# [Entries provided]
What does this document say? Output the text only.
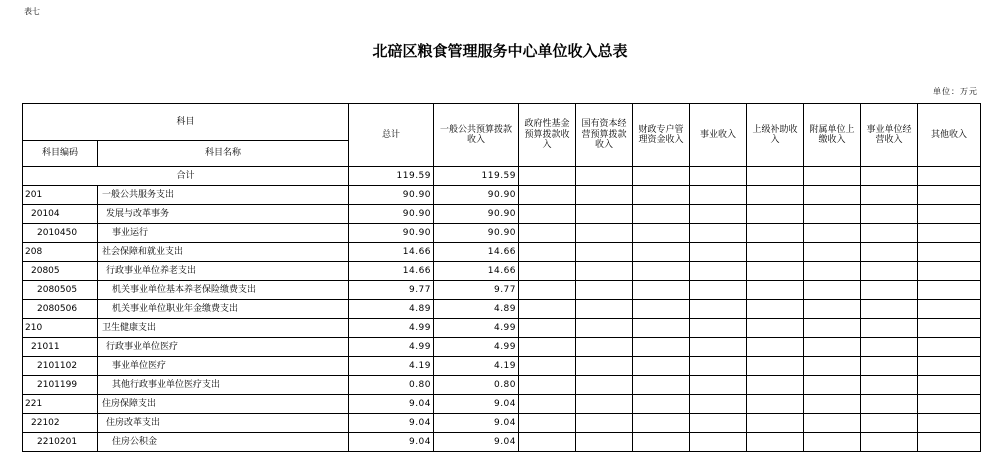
表七
北碚区粮食管理服务中心单位收入总表
单位：万元
科目		总计	一般公共预算拨款收入	政府性基金预算拨款收入	国有资本经营预算拨款收入	财政专户管理资金收入	事业收入	上级补助收入	附属单位上缴收入	事业单位经营收入	其他收入
科目编码	科目名称										
合计		119.59	119.59								
201	一般公共服务支出	90.90	90.90								
20104	发展与改革事务	90.90	90.90								
2010450	事业运行	90.90	90.90								
208	社会保障和就业支出	14.66	14.66								
20805	行政事业单位养老支出	14.66	14.66								
2080505	机关事业单位基本养老保险缴费支出	9.77	9.77								
2080506	机关事业单位职业年金缴费支出	4.89	4.89								
210	卫生健康支出	4.99	4.99								
21011	行政事业单位医疗	4.99	4.99								
2101102	事业单位医疗	4.19	4.19								
2101199	其他行政事业单位医疗支出	0.80	0.80								
221	住房保障支出	9.04	9.04								
22102	住房改革支出	9.04	9.04								
2210201	住房公积金	9.04	9.04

# [What this task involves]
The entries above are to be returned exactly, without their pictures.

# [Solution to this task]
What does this document say? Output the text only.
表七
北碚区粮食管理服务中心单位收入总表
单位：万元
科目		总计	一般公共预算拨款收入	政府性基金预算拨款收入	国有资本经营预算拨款收入	财政专户管理资金收入	事业收入	上级补助收入	附属单位上缴收入	事业单位经营收入	其他收入
科目编码	科目名称										
合计		119.59	119.59								
201	一般公共服务支出	90.90	90.90								
20104	发展与改革事务	90.90	90.90								
2010450	事业运行	90.90	90.90								
208	社会保障和就业支出	14.66	14.66								
20805	行政事业单位养老支出	14.66	14.66								
2080505	机关事业单位基本养老保险缴费支出	9.77	9.77								
2080506	机关事业单位职业年金缴费支出	4.89	4.89								
210	卫生健康支出	4.99	4.99								
21011	行政事业单位医疗	4.99	4.99								
2101102	事业单位医疗	4.19	4.19								
2101199	其他行政事业单位医疗支出	0.80	0.80								
221	住房保障支出	9.04	9.04								
22102	住房改革支出	9.04	9.04								
2210201	住房公积金	9.04	9.04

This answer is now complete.